(Structured figure records)
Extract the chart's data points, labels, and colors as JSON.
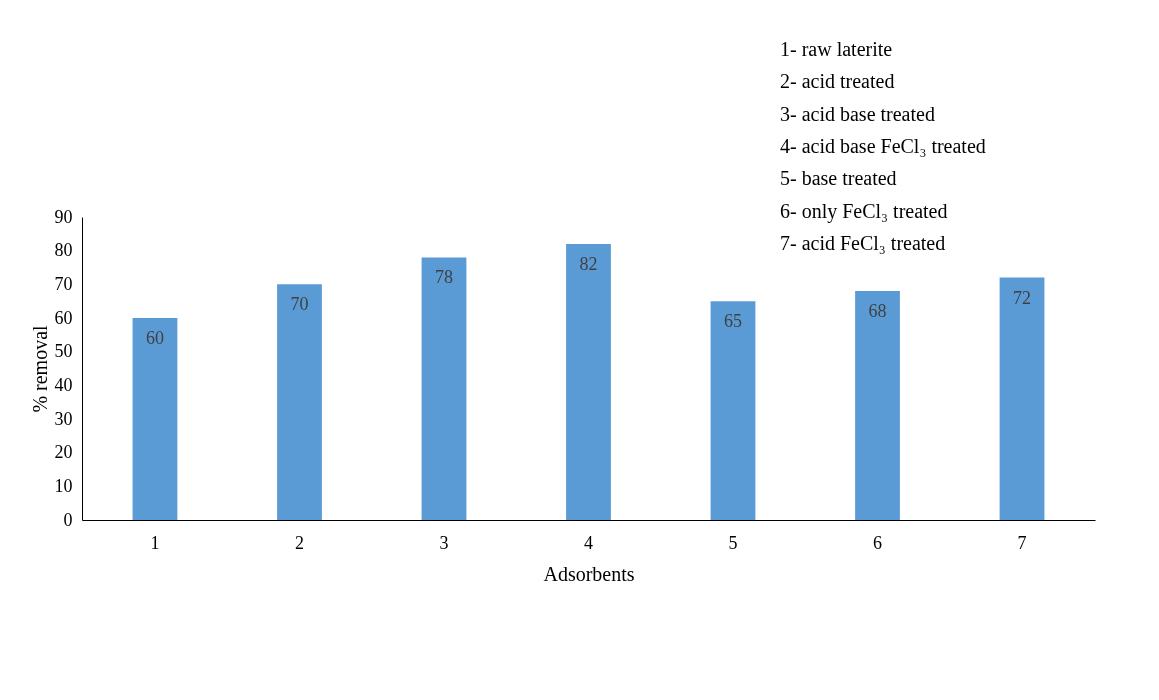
{
  "chart_data": {
    "type": "bar",
    "categories": [
      "1",
      "2",
      "3",
      "4",
      "5",
      "6",
      "7"
    ],
    "values": [
      60,
      70,
      78,
      82,
      65,
      68,
      72
    ],
    "color": "#5b9bd5",
    "xlabel": "Adsorbents",
    "ylabel": "% removal",
    "ylim": [
      0,
      90
    ],
    "yticks": [
      0,
      10,
      20,
      30,
      40,
      50,
      60,
      70,
      80,
      90
    ],
    "grid": false,
    "data_labels": true,
    "annotations": [
      "1- raw laterite",
      "2- acid treated",
      "3- acid base treated",
      "4- acid base FeCl₃ treated",
      "5- base treated",
      "6- only FeCl₃ treated",
      "7- acid FeCl₃ treated"
    ]
  }
}
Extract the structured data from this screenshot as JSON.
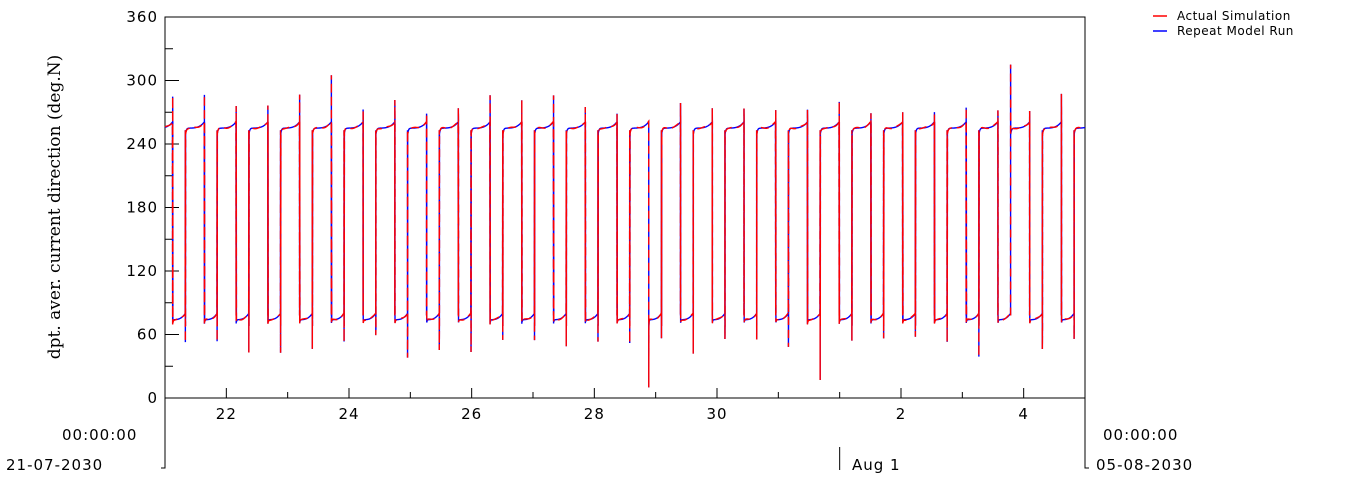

## [What needs to be done]
Make an exact copy of every entry above, minus the images.

## [Full solution]
Extract the chart's data points, labels, and colors as JSON.
{
  "chart_data": {
    "type": "bar",
    "categories": [
      "1",
      "2",
      "3",
      "4",
      "5",
      "6",
      "7"
    ],
    "values": [
      60,
      70,
      78,
      82,
      65,
      68,
      72
    ],
    "color": "#5b9bd5",
    "xlabel": "Adsorbents",
    "ylabel": "% removal",
    "ylim": [
      0,
      90
    ],
    "yticks": [
      0,
      10,
      20,
      30,
      40,
      50,
      60,
      70,
      80,
      90
    ],
    "grid": false,
    "data_labels": true,
    "annotations": [
      "1- raw laterite",
      "2- acid treated",
      "3- acid base treated",
      "4- acid base FeCl₃ treated",
      "5- base treated",
      "6- only FeCl₃ treated",
      "7- acid FeCl₃ treated"
    ]
  }
}
Extract the structured data from this screenshot as JSON.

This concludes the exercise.